> _WHAT IS NEEDED_
Only a number is wanted: how many lines in the listing contain the word "document"?

> _SOURCE DATA_
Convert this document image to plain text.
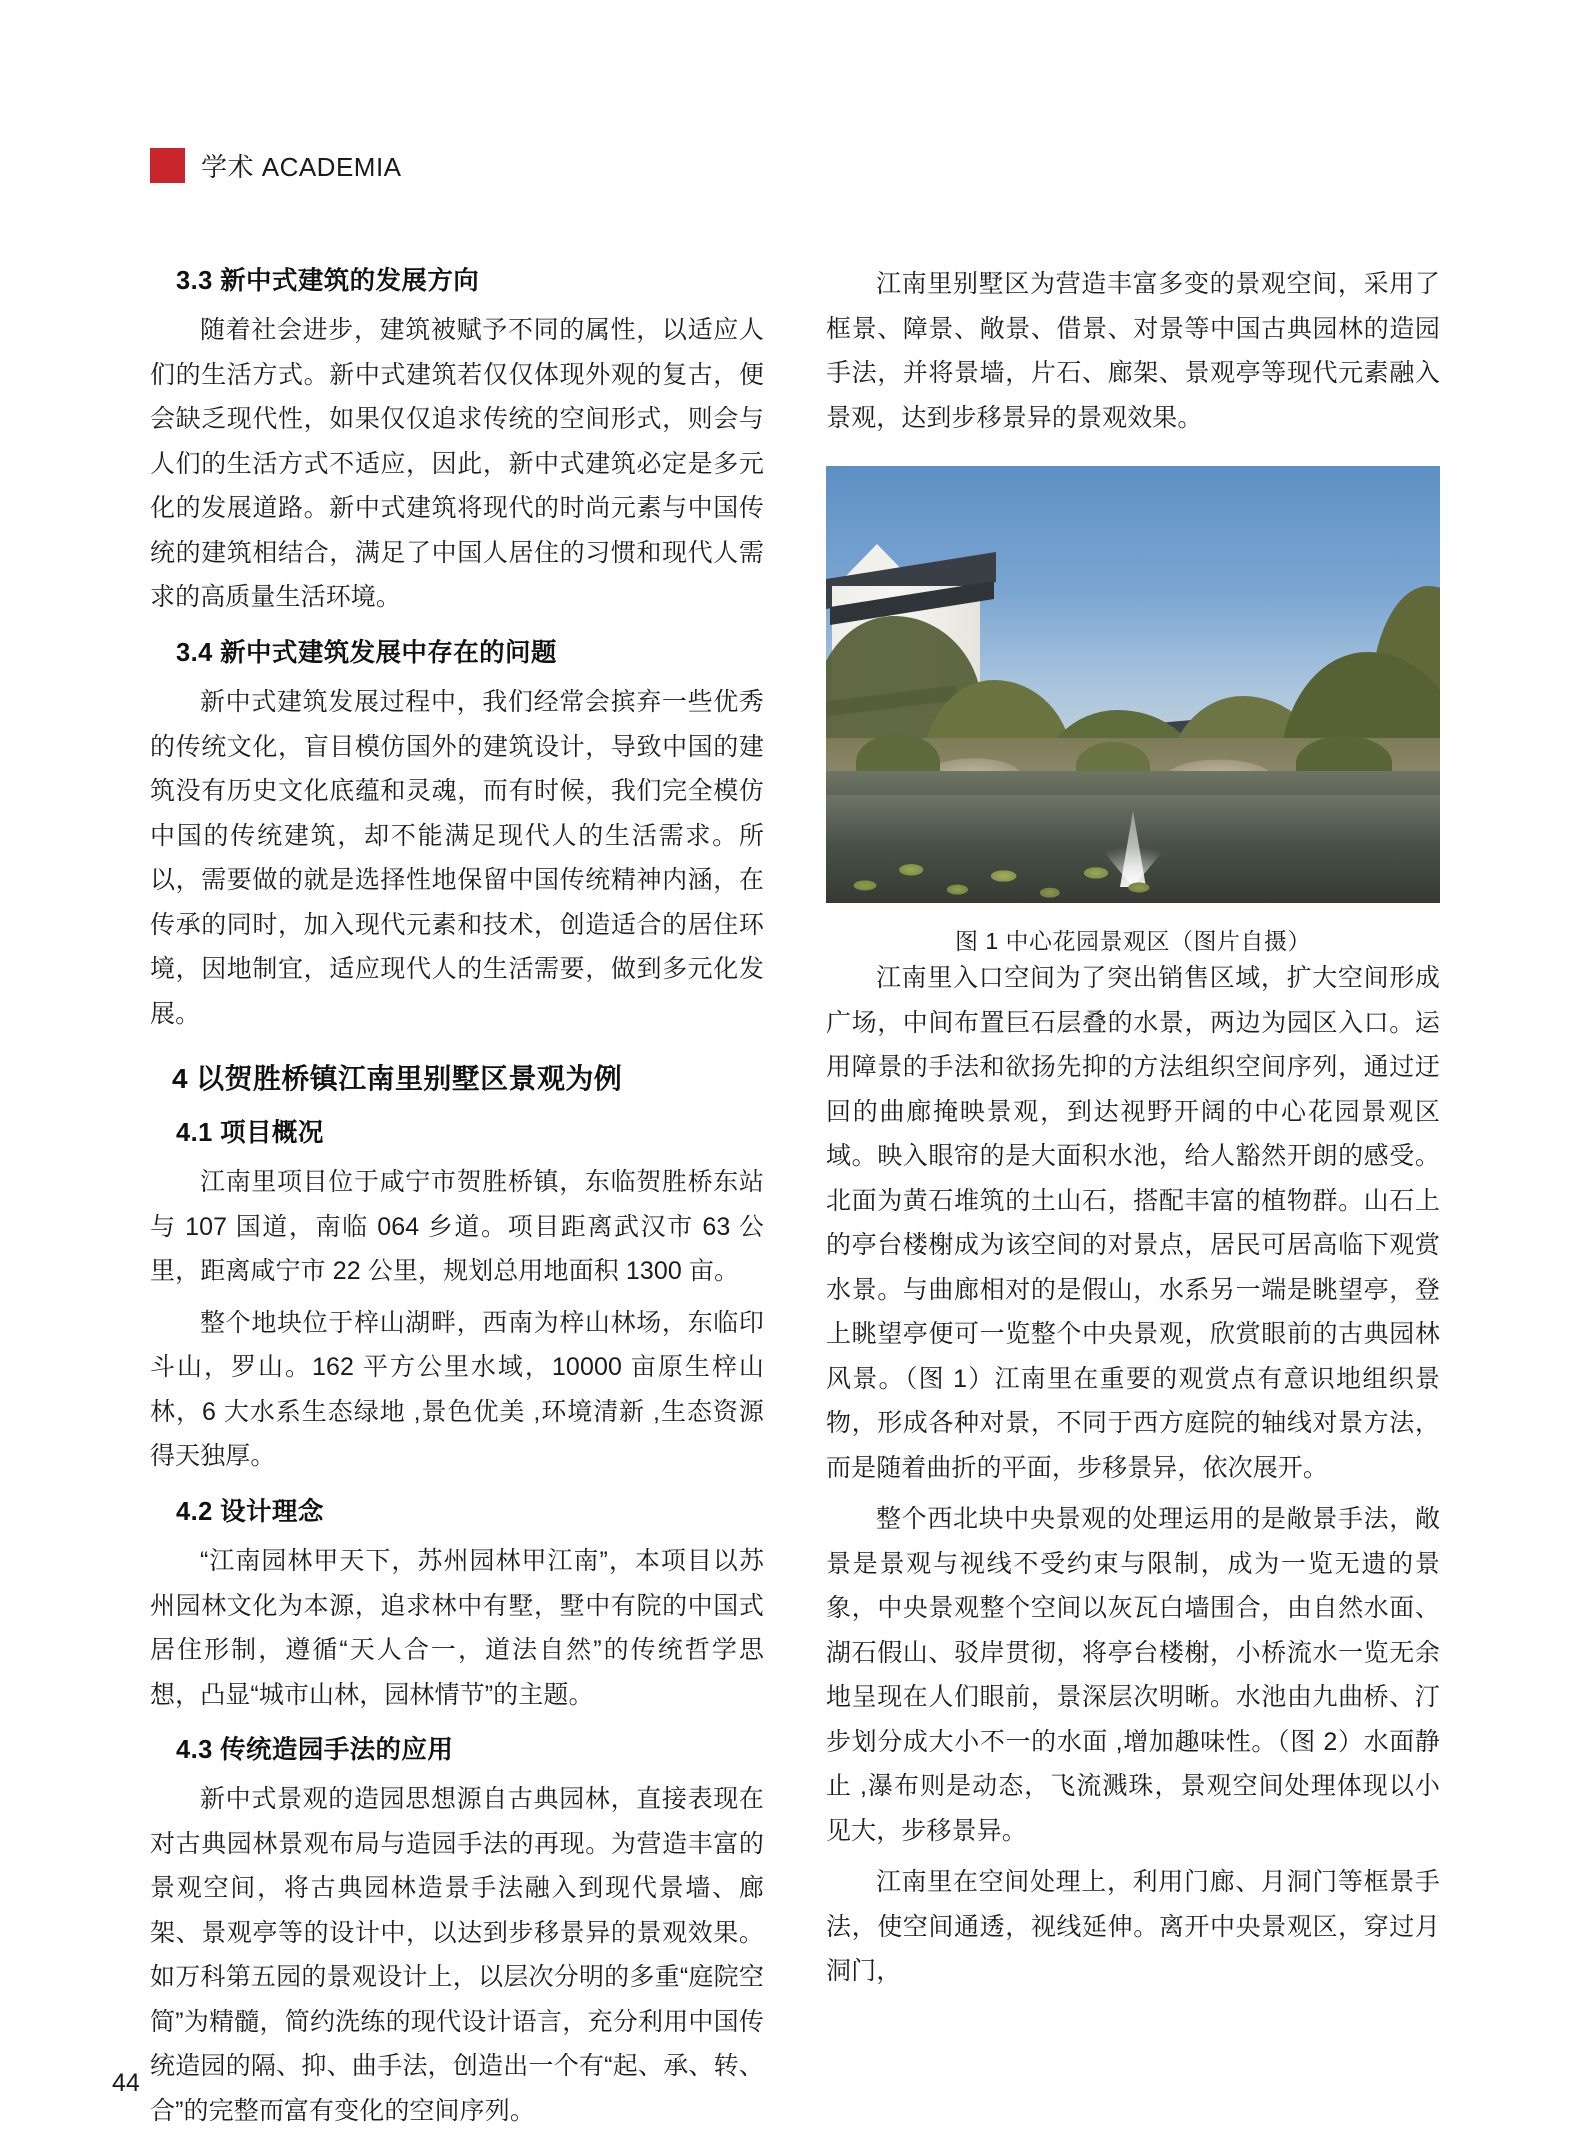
学术 ACADEMIA
3.3 新中式建筑的发展方向

随着社会进步，建筑被赋予不同的属性，以适应人们的生活方式。新中式建筑若仅仅体现外观的复古，便会缺乏现代性，如果仅仅追求传统的空间形式，则会与人们的生活方式不适应，因此，新中式建筑必定是多元化的发展道路。新中式建筑将现代的时尚元素与中国传统的建筑相结合，满足了中国人居住的习惯和现代人需求的高质量生活环境。

3.4 新中式建筑发展中存在的问题

新中式建筑发展过程中，我们经常会摈弃一些优秀的传统文化，盲目模仿国外的建筑设计，导致中国的建筑没有历史文化底蕴和灵魂，而有时候，我们完全模仿中国的传统建筑，却不能满足现代人的生活需求。所以，需要做的就是选择性地保留中国传统精神内涵，在传承的同时，加入现代元素和技术，创造适合的居住环境，因地制宜，适应现代人的生活需要，做到多元化发展。

4 以贺胜桥镇江南里别墅区景观为例
4.1 项目概况

江南里项目位于咸宁市贺胜桥镇，东临贺胜桥东站与 107 国道，南临 064 乡道。项目距离武汉市 63 公里，距离咸宁市 22 公里，规划总用地面积 1300 亩。

整个地块位于梓山湖畔，西南为梓山林场，东临印斗山，罗山。162 平方公里水域，10000 亩原生梓山林，6 大水系生态绿地 ,景色优美 ,环境清新 ,生态资源得天独厚。

4.2 设计理念

“江南园林甲天下，苏州园林甲江南”，本项目以苏州园林文化为本源，追求林中有墅，墅中有院的中国式居住形制，遵循“天人合一，道法自然”的传统哲学思想，凸显“城市山林，园林情节”的主题。

4.3 传统造园手法的应用

新中式景观的造园思想源自古典园林，直接表现在对古典园林景观布局与造园手法的再现。为营造丰富的景观空间，将古典园林造景手法融入到现代景墙、廊架、景观亭等的设计中，以达到步移景异的景观效果。如万科第五园的景观设计上，以层次分明的多重“庭院空简”为精髓，简约洗练的现代设计语言，充分利用中国传统造园的隔、抑、曲手法，创造出一个有“起、承、转、合”的完整而富有变化的空间序列。

江南里别墅区为营造丰富多变的景观空间，采用了框景、障景、敞景、借景、对景等中国古典园林的造园手法，并将景墙，片石、廊架、景观亭等现代元素融入景观，达到步移景异的景观效果。

图 1 中心花园景观区（图片自摄）

江南里入口空间为了突出销售区域，扩大空间形成广场，中间布置巨石层叠的水景，两边为园区入口。运用障景的手法和欲扬先抑的方法组织空间序列，通过迂回的曲廊掩映景观，到达视野开阔的中心花园景观区域。映入眼帘的是大面积水池，给人豁然开朗的感受。北面为黄石堆筑的土山石，搭配丰富的植物群。山石上的亭台楼榭成为该空间的对景点，居民可居高临下观赏水景。与曲廊相对的是假山，水系另一端是眺望亭，登上眺望亭便可一览整个中央景观，欣赏眼前的古典园林风景。（图 1）江南里在重要的观赏点有意识地组织景物，形成各种对景，不同于西方庭院的轴线对景方法，而是随着曲折的平面，步移景异，依次展开。

整个西北块中央景观的处理运用的是敞景手法，敞景是景观与视线不受约束与限制，成为一览无遗的景象，中央景观整个空间以灰瓦白墙围合，由自然水面、湖石假山、驳岸贯彻，将亭台楼榭，小桥流水一览无余地呈现在人们眼前，景深层次明晰。水池由九曲桥、汀步划分成大小不一的水面 ,增加趣味性。（图 2）水面静止 ,瀑布则是动态，飞流溅珠，景观空间处理体现以小见大，步移景异。

江南里在空间处理上，利用门廊、月洞门等框景手法，使空间通透，视线延伸。离开中央景观区，穿过月洞门，

44
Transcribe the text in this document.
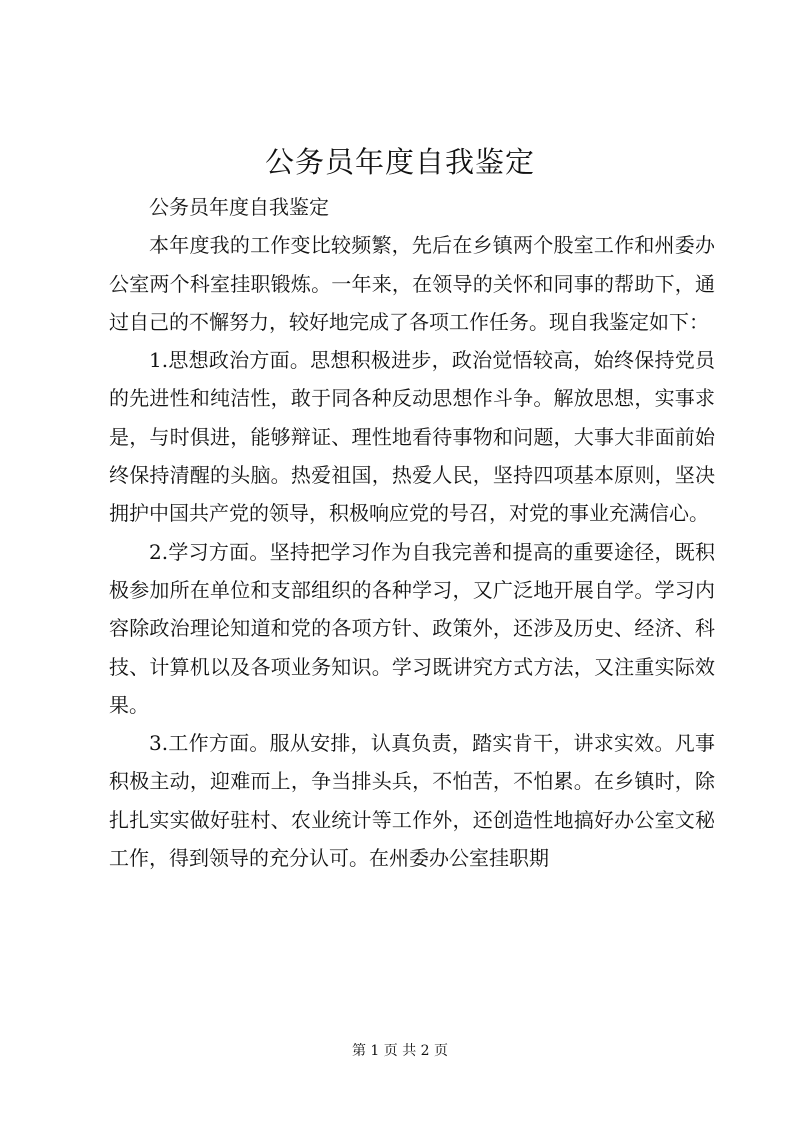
公务员年度自我鉴定

公务员年度自我鉴定

本年度我的工作变比较频繁，先后在乡镇两个股室工作和州委办公室两个科室挂职锻炼。一年来，在领导的关怀和同事的帮助下，通过自己的不懈努力，较好地完成了各项工作任务。现自我鉴定如下：

1.思想政治方面。思想积极进步，政治觉悟较高，始终保持党员的先进性和纯洁性，敢于同各种反动思想作斗争。解放思想，实事求是，与时俱进，能够辩证、理性地看待事物和问题，大事大非面前始终保持清醒的头脑。热爱祖国，热爱人民，坚持四项基本原则，坚决拥护中国共产党的领导，积极响应党的号召，对党的事业充满信心。

2.学习方面。坚持把学习作为自我完善和提高的重要途径，既积极参加所在单位和支部组织的各种学习，又广泛地开展自学。学习内容除政治理论知道和党的各项方针、政策外，还涉及历史、经济、科技、计算机以及各项业务知识。学习既讲究方式方法，又注重实际效果。

3.工作方面。服从安排，认真负责，踏实肯干，讲求实效。凡事积极主动，迎难而上，争当排头兵，不怕苦，不怕累。在乡镇时，除扎扎实实做好驻村、农业统计等工作外，还创造性地搞好办公室文秘工作，得到领导的充分认可。在州委办公室挂职期

第 1 页 共 2 页
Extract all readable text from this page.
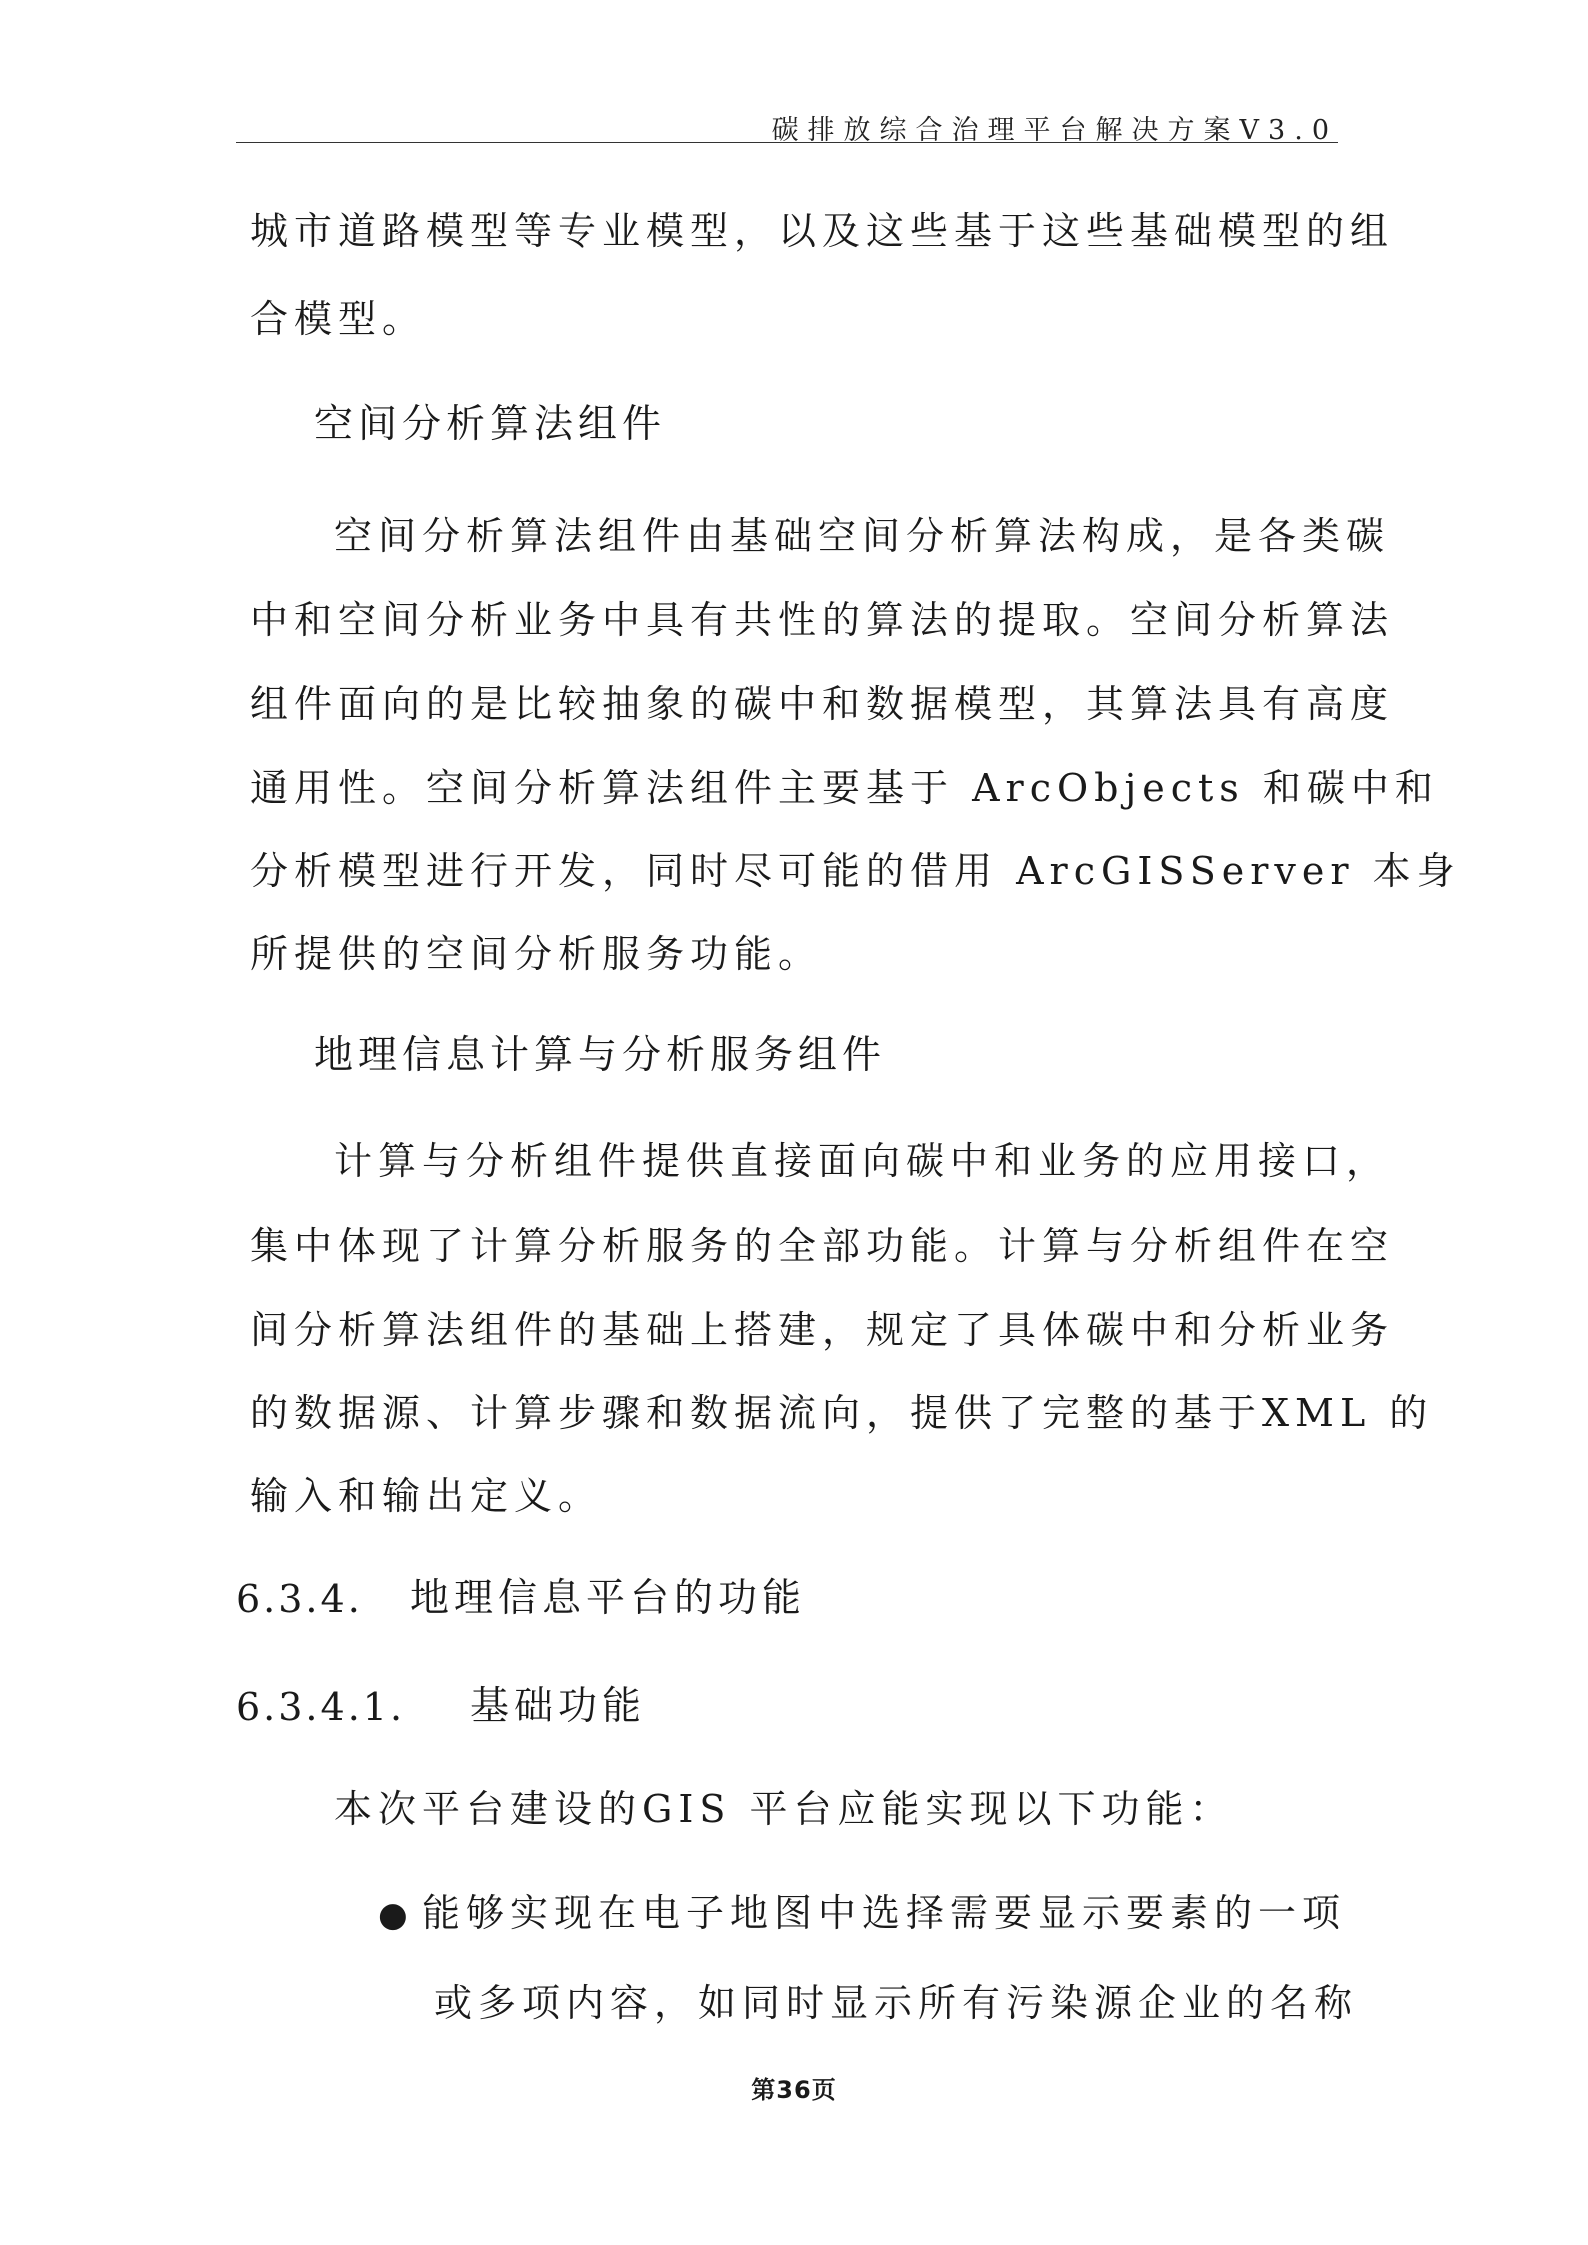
碳排放综合治理平台解决方案V3.0
城市道路模型等专业模型，以及这些基于这些基础模型的组
合模型。
空间分析算法组件
空间分析算法组件由基础空间分析算法构成，是各类碳
中和空间分析业务中具有共性的算法的提取。空间分析算法
组件面向的是比较抽象的碳中和数据模型，其算法具有高度
通用性。空间分析算法组件主要基于 ArcObjects 和碳中和
分析模型进行开发，同时尽可能的借用 ArcGISServer 本身
所提供的空间分析服务功能。
地理信息计算与分析服务组件
计算与分析组件提供直接面向碳中和业务的应用接口，
集中体现了计算分析服务的全部功能。计算与分析组件在空
间分析算法组件的基础上搭建，规定了具体碳中和分析业务
的数据源、计算步骤和数据流向，提供了完整的基于XML 的
输入和输出定义。
6.3.4. 地理信息平台的功能
6.3.4.1. 基础功能
本次平台建设的GIS 平台应能实现以下功能：
● 能够实现在电子地图中选择需要显示要素的一项
或多项内容，如同时显示所有污染源企业的名称
第36页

> _REPLY_
2